***** Records for this exercise *****

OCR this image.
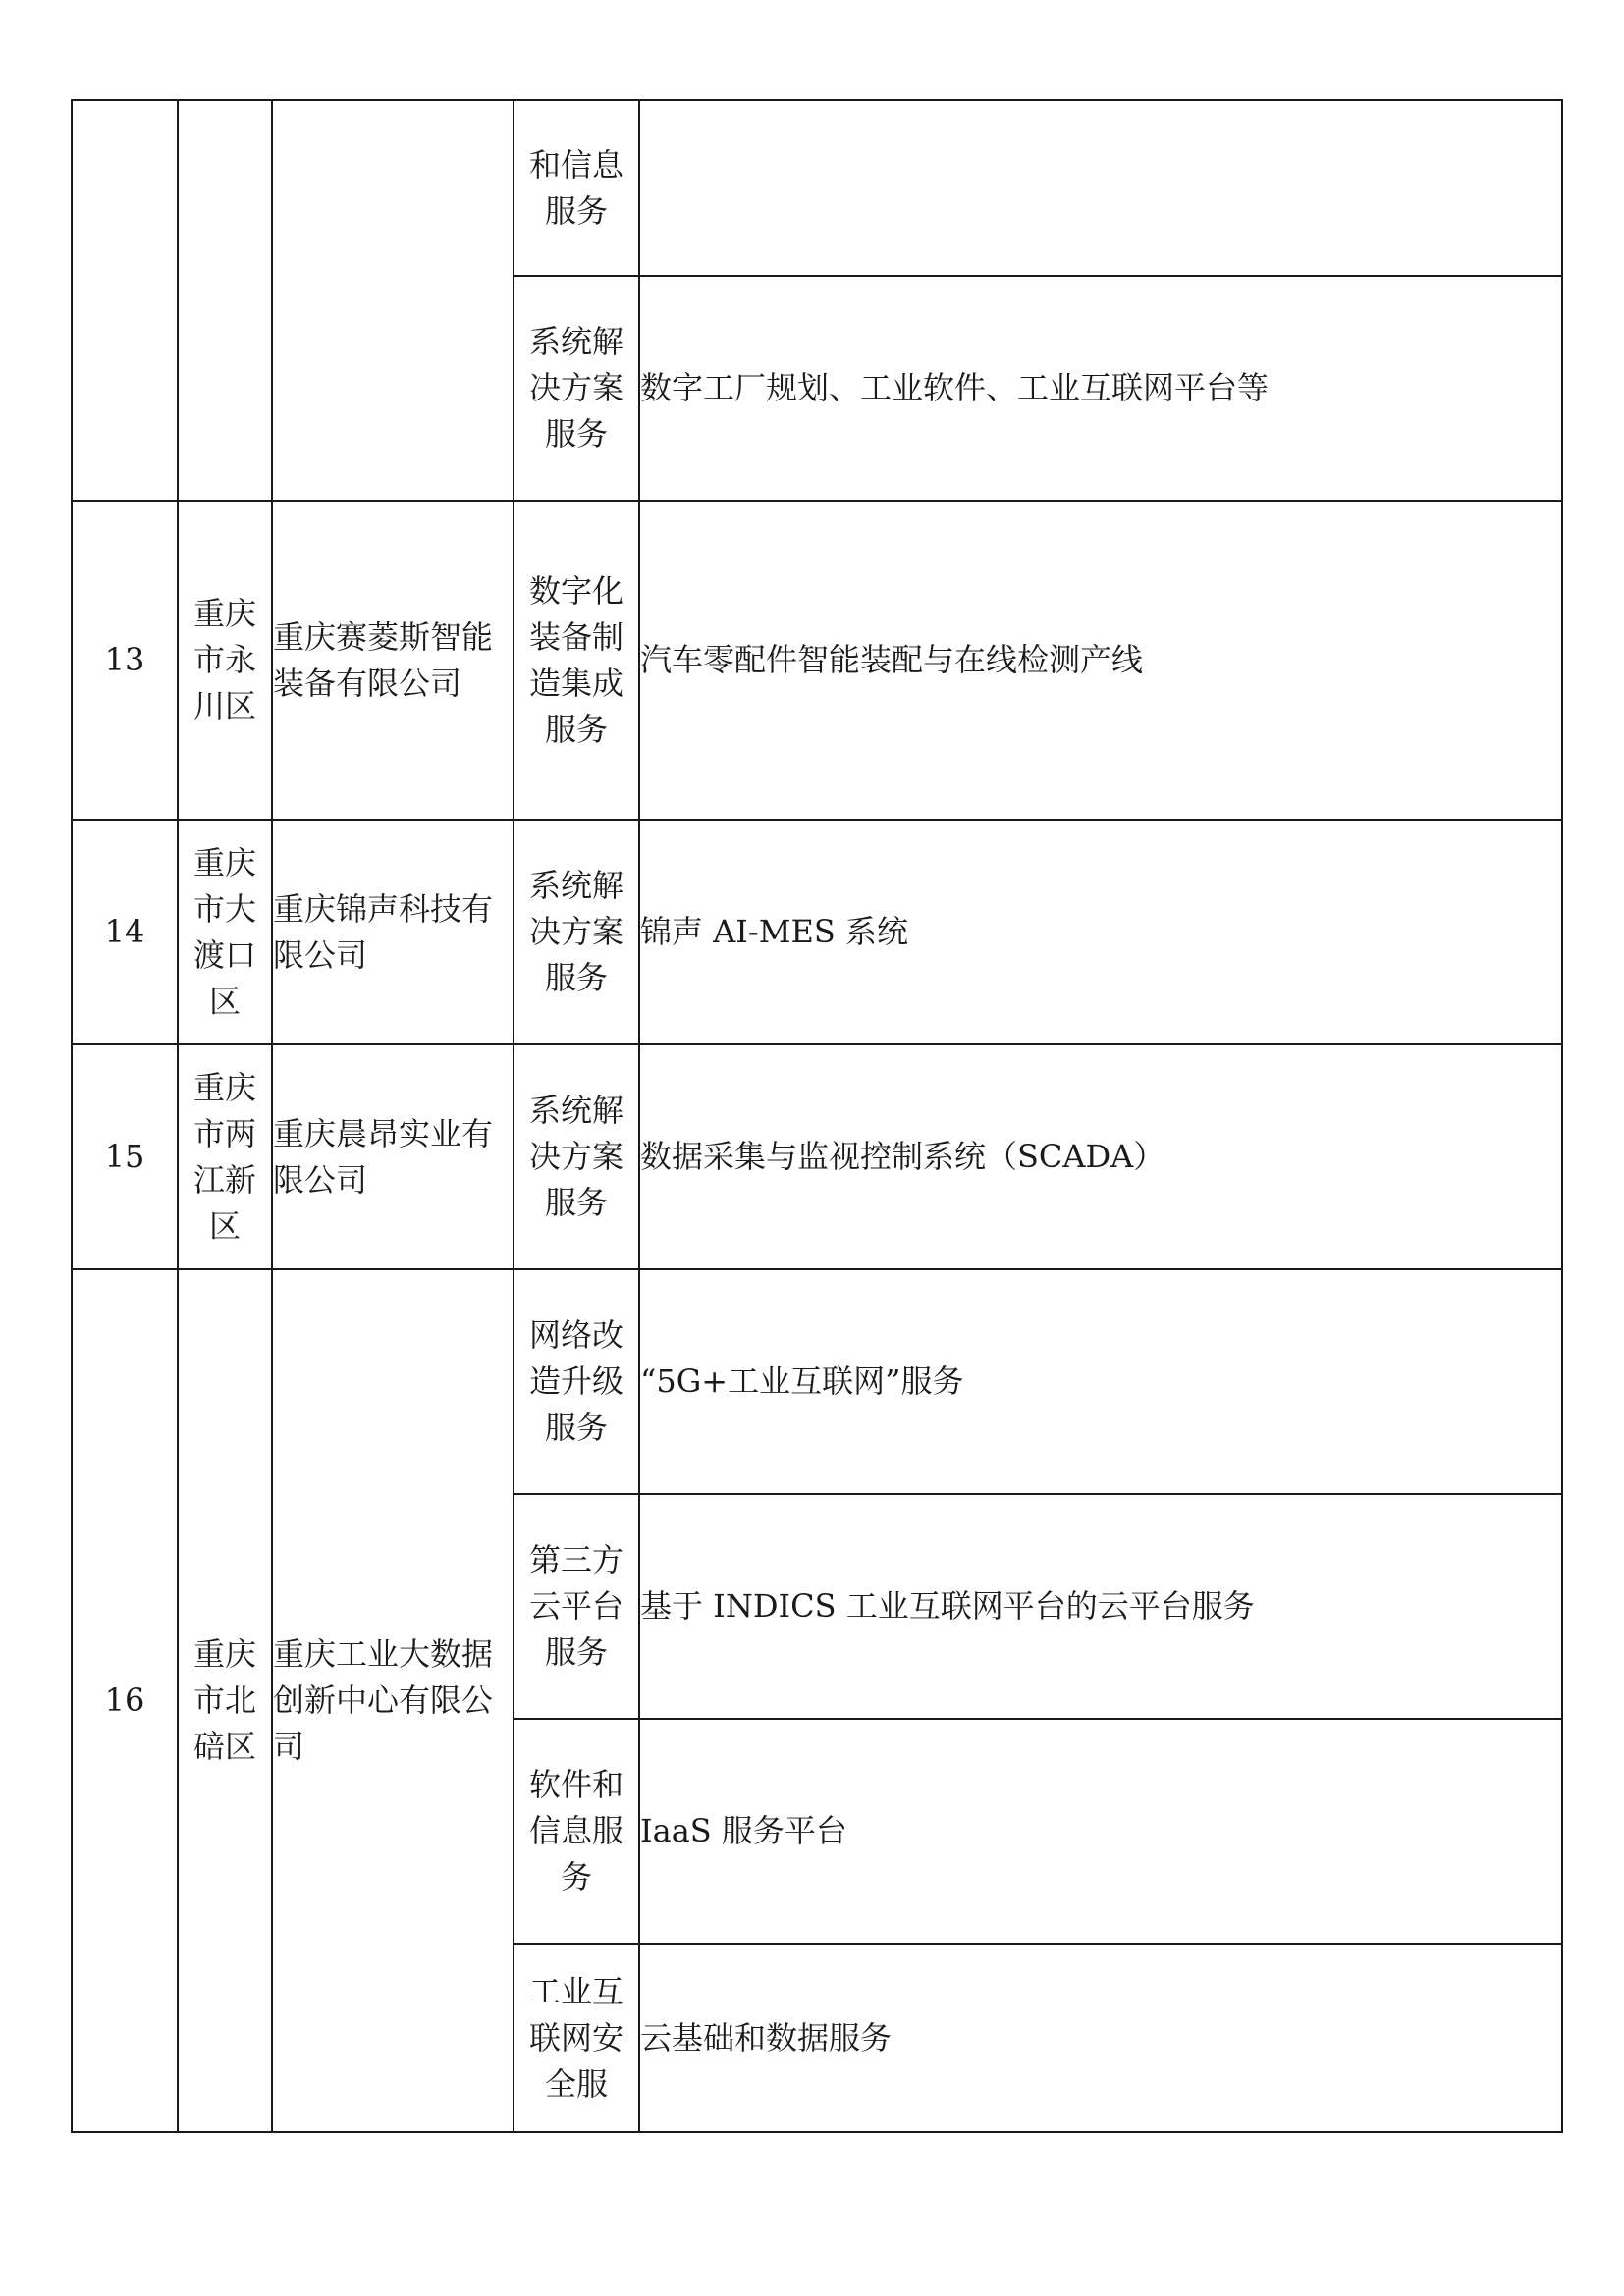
			和信息服务	

			系统解决方案服务	数字工厂规划、工业软件、工业互联网平台等

13	重庆市永川区	重庆赛菱斯智能装备有限公司	数字化装备制造集成服务	汽车零配件智能装配与在线检测产线

14	重庆市大渡口区	重庆锦声科技有限公司	系统解决方案服务	锦声 AI-MES 系统

15	重庆市两江新区	重庆晨昂实业有限公司	系统解决方案服务	数据采集与监视控制系统（SCADA）

16	重庆市北碚区	重庆工业大数据创新中心有限公司	网络改造升级服务	“5G+工业互联网”服务

			第三方云平台服务	基于 INDICS 工业互联网平台的云平台服务

			软件和信息服务	IaaS 服务平台

			工业互联网安全服	云基础和数据服务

*****

| Required work |
The entries above should be reproduced exactly, without their pictures.

| Output for this exercise |
OCR this image.
			和信息服务	

			系统解决方案服务	数字工厂规划、工业软件、工业互联网平台等

13	重庆市永川区	重庆赛菱斯智能装备有限公司	数字化装备制造集成服务	汽车零配件智能装配与在线检测产线

14	重庆市大渡口区	重庆锦声科技有限公司	系统解决方案服务	锦声 AI-MES 系统

15	重庆市两江新区	重庆晨昂实业有限公司	系统解决方案服务	数据采集与监视控制系统（SCADA）

16	重庆市北碚区	重庆工业大数据创新中心有限公司	网络改造升级服务	“5G+工业互联网”服务

			第三方云平台服务	基于 INDICS 工业互联网平台的云平台服务

			软件和信息服务	IaaS 服务平台

			工业互联网安全服	云基础和数据服务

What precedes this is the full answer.